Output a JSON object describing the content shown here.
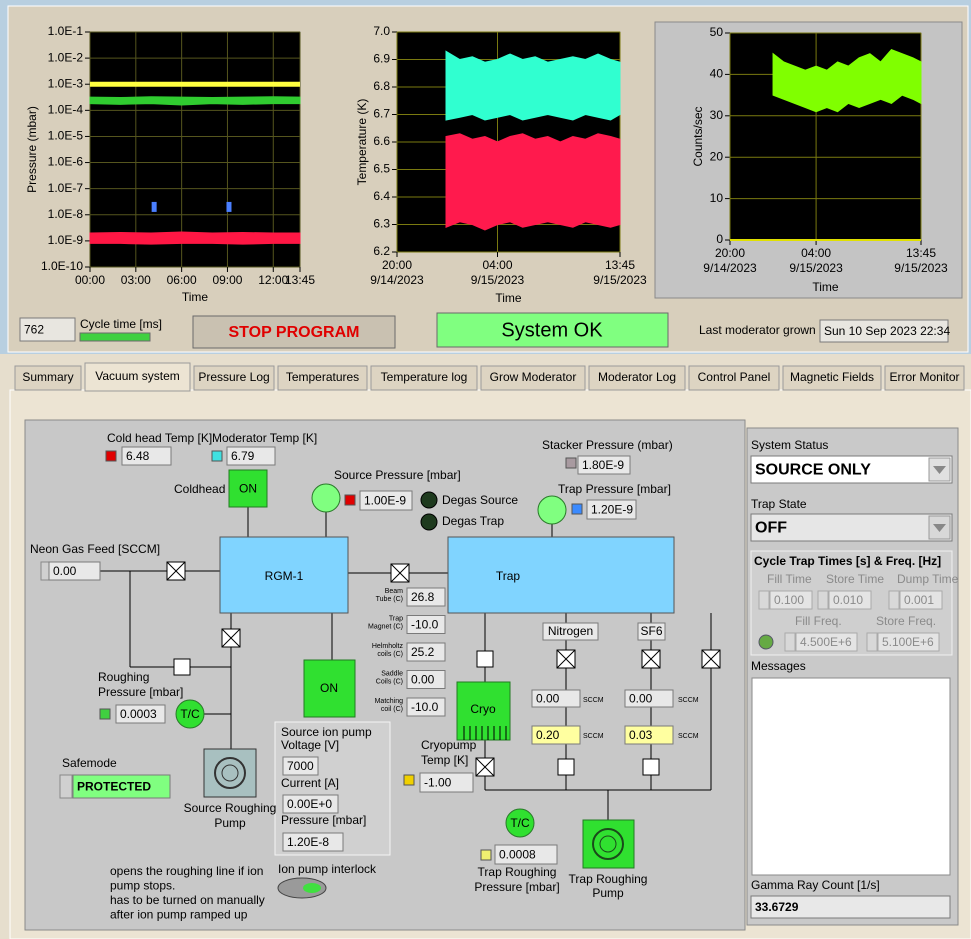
{
  "header": {
    "cycle_time_value": "762",
    "cycle_time_label": "Cycle time [ms]",
    "stop_button": "STOP PROGRAM",
    "status": "System OK",
    "last_moderator_label": "Last moderator grown",
    "last_moderator_value": "Sun 10 Sep 2023 22:34"
  },
  "charts": [
    {
      "type": "line",
      "y_label": "Pressure (mbar)",
      "x_label": "Time",
      "log_y": true,
      "grid": true,
      "ylim": [
        1e-10,
        0.1
      ],
      "yticks": [
        {
          "value": 0.1,
          "label": "1.0E-1"
        },
        {
          "value": 0.01,
          "label": "1.0E-2"
        },
        {
          "value": 0.001,
          "label": "1.0E-3"
        },
        {
          "value": 0.0001,
          "label": "1.0E-4"
        },
        {
          "value": 1e-05,
          "label": "1.0E-5"
        },
        {
          "value": 1e-06,
          "label": "1.0E-6"
        },
        {
          "value": 1e-07,
          "label": "1.0E-7"
        },
        {
          "value": 1e-08,
          "label": "1.0E-8"
        },
        {
          "value": 1e-09,
          "label": "1.0E-9"
        },
        {
          "value": 1e-10,
          "label": "1.0E-10"
        }
      ],
      "xlim": [
        0,
        13.75
      ],
      "xticks": [
        {
          "value": 0,
          "label": "00:00"
        },
        {
          "value": 3,
          "label": "03:00"
        },
        {
          "value": 6,
          "label": "06:00"
        },
        {
          "value": 9,
          "label": "09:00"
        },
        {
          "value": 12,
          "label": "12:00"
        },
        {
          "value": 13.75,
          "label": "13:45"
        }
      ],
      "series": [
        {
          "style": "line",
          "color": "#ffff40",
          "x": [
            0,
            13.75
          ],
          "values": [
            0.001,
            0.001
          ]
        },
        {
          "style": "band",
          "color": "#30cc30",
          "x": [
            0,
            2,
            4,
            6,
            8,
            10,
            12,
            13.75
          ],
          "low": [
            0.00018,
            0.00017,
            0.00018,
            0.00016,
            0.00018,
            0.00017,
            0.00018,
            0.00018
          ],
          "high": [
            0.00032,
            0.00031,
            0.00033,
            0.00032,
            0.00031,
            0.00032,
            0.00033,
            0.00032
          ]
        },
        {
          "style": "band",
          "color": "#ff1744",
          "x": [
            0,
            2,
            4,
            6,
            8,
            10,
            12,
            13.75
          ],
          "low": [
            8e-10,
            8e-10,
            7.5e-10,
            8e-10,
            8e-10,
            7.5e-10,
            8e-10,
            8e-10
          ],
          "high": [
            2e-09,
            2.1e-09,
            2e-09,
            2.2e-09,
            2e-09,
            2.1e-09,
            2e-09,
            2e-09
          ]
        },
        {
          "style": "points",
          "color": "#4a7fff",
          "x": [
            4.2,
            9.1
          ],
          "values": [
            2e-08,
            2e-08
          ]
        }
      ]
    },
    {
      "type": "line",
      "y_label": "Temperature (K)",
      "x_label": "Time",
      "log_y": false,
      "grid": true,
      "ylim": [
        6.2,
        7.0
      ],
      "yticks": [
        6.2,
        6.3,
        6.4,
        6.5,
        6.6,
        6.7,
        6.8,
        6.9,
        {
          "value": 7.0,
          "label": "7.0"
        }
      ],
      "xlim": [
        0,
        17.75
      ],
      "xticks": [
        {
          "value": 0,
          "label": [
            "20:00",
            "9/14/2023"
          ]
        },
        {
          "value": 8,
          "label": [
            "04:00",
            "9/15/2023"
          ]
        },
        {
          "value": 17.75,
          "label": [
            "13:45",
            "9/15/2023"
          ]
        }
      ],
      "series": [
        {
          "style": "band",
          "color": "#30ffd0",
          "x": [
            3.9,
            5,
            6,
            7,
            8,
            9,
            10,
            11,
            12,
            13,
            14,
            15,
            16,
            17,
            17.75
          ],
          "low": [
            6.68,
            6.69,
            6.7,
            6.68,
            6.69,
            6.7,
            6.68,
            6.69,
            6.7,
            6.69,
            6.68,
            6.7,
            6.69,
            6.68,
            6.7
          ],
          "high": [
            6.93,
            6.9,
            6.91,
            6.89,
            6.9,
            6.92,
            6.9,
            6.91,
            6.89,
            6.9,
            6.91,
            6.9,
            6.92,
            6.9,
            6.89
          ]
        },
        {
          "style": "band",
          "color": "#ff1a4d",
          "x": [
            3.9,
            5,
            6,
            7,
            8,
            9,
            10,
            11,
            12,
            13,
            14,
            15,
            16,
            17,
            17.75
          ],
          "low": [
            6.29,
            6.31,
            6.3,
            6.28,
            6.3,
            6.31,
            6.29,
            6.3,
            6.31,
            6.3,
            6.29,
            6.31,
            6.3,
            6.29,
            6.3
          ],
          "high": [
            6.62,
            6.63,
            6.61,
            6.62,
            6.6,
            6.62,
            6.63,
            6.61,
            6.62,
            6.6,
            6.62,
            6.61,
            6.63,
            6.62,
            6.61
          ]
        }
      ]
    },
    {
      "type": "line",
      "y_label": "Counts/sec",
      "x_label": "Time",
      "log_y": false,
      "grid": true,
      "ylim": [
        0,
        50
      ],
      "yticks": [
        0,
        10,
        20,
        30,
        40,
        50
      ],
      "xlim": [
        0,
        17.75
      ],
      "xticks": [
        {
          "value": 0,
          "label": [
            "20:00",
            "9/14/2023"
          ]
        },
        {
          "value": 8,
          "label": [
            "04:00",
            "9/15/2023"
          ]
        },
        {
          "value": 17.75,
          "label": [
            "13:45",
            "9/15/2023"
          ]
        }
      ],
      "series": [
        {
          "style": "line",
          "color": "#e0e000",
          "x": [
            0,
            17.75
          ],
          "values": [
            0,
            0
          ]
        },
        {
          "style": "band",
          "color": "#80ff00",
          "x": [
            4,
            5,
            6,
            7,
            8,
            9,
            10,
            11,
            12,
            13,
            14,
            15,
            16,
            17,
            17.75
          ],
          "low": [
            35,
            34,
            33,
            32,
            31,
            32,
            31,
            33,
            32,
            33,
            34,
            33,
            35,
            34,
            33
          ],
          "high": [
            45,
            43,
            42,
            41,
            42,
            41,
            43,
            42,
            44,
            45,
            43,
            46,
            45,
            44,
            43
          ]
        }
      ]
    }
  ],
  "tabs": [
    "Summary",
    "Vacuum system",
    "Pressure Log",
    "Temperatures",
    "Temperature log",
    "Grow Moderator",
    "Moderator Log",
    "Control Panel",
    "Magnetic Fields",
    "Error Monitor"
  ],
  "active_tab": 1,
  "vacuum": {
    "cold_head_temp": {
      "label": "Cold head Temp [K]",
      "value": "6.48"
    },
    "moderator_temp": {
      "label": "Moderator Temp [K]",
      "value": "6.79"
    },
    "coldhead": {
      "label": "Coldhead",
      "state": "ON"
    },
    "source_pressure": {
      "label": "Source Pressure [mbar]",
      "value": "1.00E-9"
    },
    "degas_source": "Degas Source",
    "degas_trap": "Degas Trap",
    "stacker_pressure": {
      "label": "Stacker Pressure (mbar)",
      "value": "1.80E-9"
    },
    "trap_pressure": {
      "label": "Trap Pressure [mbar]",
      "value": "1.20E-9"
    },
    "neon_feed": {
      "label": "Neon Gas Feed [SCCM]",
      "value": "0.00"
    },
    "rgm": "RGM-1",
    "trap": "Trap",
    "sensors": [
      {
        "label": [
          "Beam",
          "Tube (C)"
        ],
        "value": "26.8"
      },
      {
        "label": [
          "Trap",
          "Magnet (C)"
        ],
        "value": "-10.0"
      },
      {
        "label": [
          "Helmholtz",
          "coils (C)"
        ],
        "value": "25.2"
      },
      {
        "label": [
          "Saddle",
          "Coils (C)"
        ],
        "value": "0.00"
      },
      {
        "label": [
          "Matching",
          "coil (C)"
        ],
        "value": "-10.0"
      }
    ],
    "gases": [
      {
        "name": "Nitrogen",
        "actual": "0.00",
        "actual_unit": "SCCM",
        "setpoint": "0.20",
        "setpoint_unit": "SCCM"
      },
      {
        "name": "SF6",
        "actual": "0.00",
        "actual_unit": "SCCM",
        "setpoint": "0.03",
        "setpoint_unit": "SCCM"
      }
    ],
    "ion_pump_state": "ON",
    "roughing_pressure": {
      "label": [
        "Roughing",
        "Pressure [mbar]"
      ],
      "value": "0.0003",
      "gauge": "T/C"
    },
    "cryo": "Cryo",
    "cryopump_temp": {
      "label": [
        "Cryopump",
        "Temp [K]"
      ],
      "value": "-1.00"
    },
    "ion_pump": {
      "voltage_label": [
        "Source ion pump",
        "Voltage [V]"
      ],
      "voltage": "7000",
      "current_label": "Current [A]",
      "current": "0.00E+0",
      "pressure_label": "Pressure [mbar]",
      "pressure": "1.20E-8"
    },
    "safemode": {
      "label": "Safemode",
      "value": "PROTECTED"
    },
    "source_roughing_pump": [
      "Source Roughing",
      "Pump"
    ],
    "trap_roughing": {
      "gauge": "T/C",
      "value": "0.0008",
      "label": [
        "Trap Roughing",
        "Pressure [mbar]"
      ],
      "pump": [
        "Trap Roughing",
        "Pump"
      ]
    },
    "note": [
      "opens the roughing line if ion",
      "pump stops.",
      "has to be turned on manually",
      "after ion pump ramped up"
    ],
    "interlock": "Ion pump interlock"
  },
  "side_panel": {
    "system_status_label": "System Status",
    "system_status": "SOURCE ONLY",
    "trap_state_label": "Trap State",
    "trap_state": "OFF",
    "cycle_title": "Cycle Trap Times [s] & Freq. [Hz]",
    "fill_time": {
      "label": "Fill Time",
      "value": "0.100"
    },
    "store_time": {
      "label": "Store Time",
      "value": "0.010"
    },
    "dump_time": {
      "label": "Dump Time",
      "value": "0.001"
    },
    "fill_freq": {
      "label": "Fill Freq.",
      "value": "4.500E+6"
    },
    "store_freq": {
      "label": "Store Freq.",
      "value": "5.100E+6"
    },
    "messages": "Messages",
    "gamma": {
      "label": "Gamma Ray Count [1/s]",
      "value": "33.6729"
    }
  }
}
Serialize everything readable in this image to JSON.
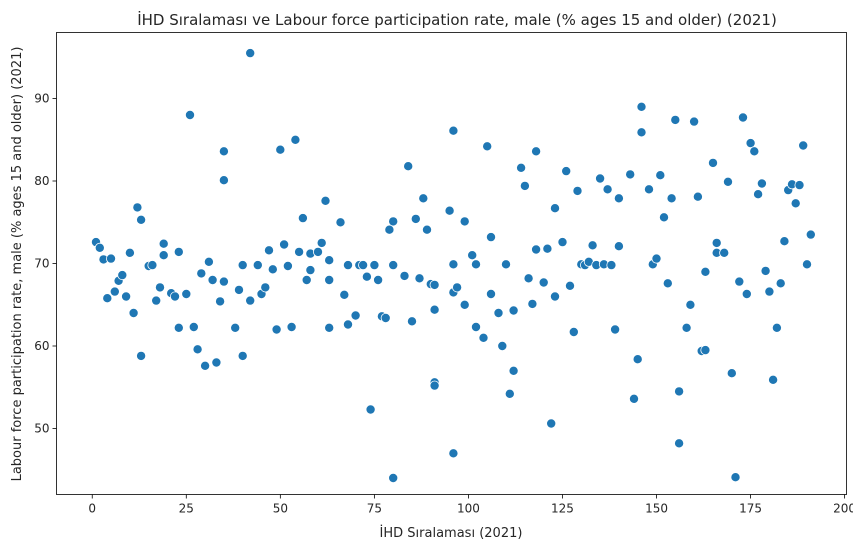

[PROBLEM DESCRIPTION]:
Find every line above that contains the word "JSON", and return each one.

[RESPONSE]:
Output a JSON object describing the content shown here.
Serialize everything readable in this image to JSON.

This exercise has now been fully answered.